EXERCISE TASK » Repeat all of the material exactly as given.

GIVEN RECORDS »
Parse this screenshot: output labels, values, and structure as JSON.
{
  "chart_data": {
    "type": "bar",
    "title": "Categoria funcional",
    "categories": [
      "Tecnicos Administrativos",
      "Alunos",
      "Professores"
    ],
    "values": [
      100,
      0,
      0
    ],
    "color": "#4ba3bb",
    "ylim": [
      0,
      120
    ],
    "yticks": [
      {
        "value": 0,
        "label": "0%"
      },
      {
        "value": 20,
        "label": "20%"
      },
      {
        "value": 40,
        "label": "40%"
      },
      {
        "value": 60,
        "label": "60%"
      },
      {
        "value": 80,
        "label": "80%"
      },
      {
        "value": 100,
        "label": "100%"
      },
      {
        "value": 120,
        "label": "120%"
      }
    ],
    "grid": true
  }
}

CORRECT OUTPUT »
Parse this screenshot: output labels, values, and structure as JSON.
{
  "chart_data": {
    "type": "bar",
    "title": "Categoria funcional",
    "categories": [
      "Tecnicos Administrativos",
      "Alunos",
      "Professores"
    ],
    "values": [
      100,
      0,
      0
    ],
    "color": "#4ba3bb",
    "ylim": [
      0,
      120
    ],
    "yticks": [
      {
        "value": 0,
        "label": "0%"
      },
      {
        "value": 20,
        "label": "20%"
      },
      {
        "value": 40,
        "label": "40%"
      },
      {
        "value": 60,
        "label": "60%"
      },
      {
        "value": 80,
        "label": "80%"
      },
      {
        "value": 100,
        "label": "100%"
      },
      {
        "value": 120,
        "label": "120%"
      }
    ],
    "grid": true
  }
}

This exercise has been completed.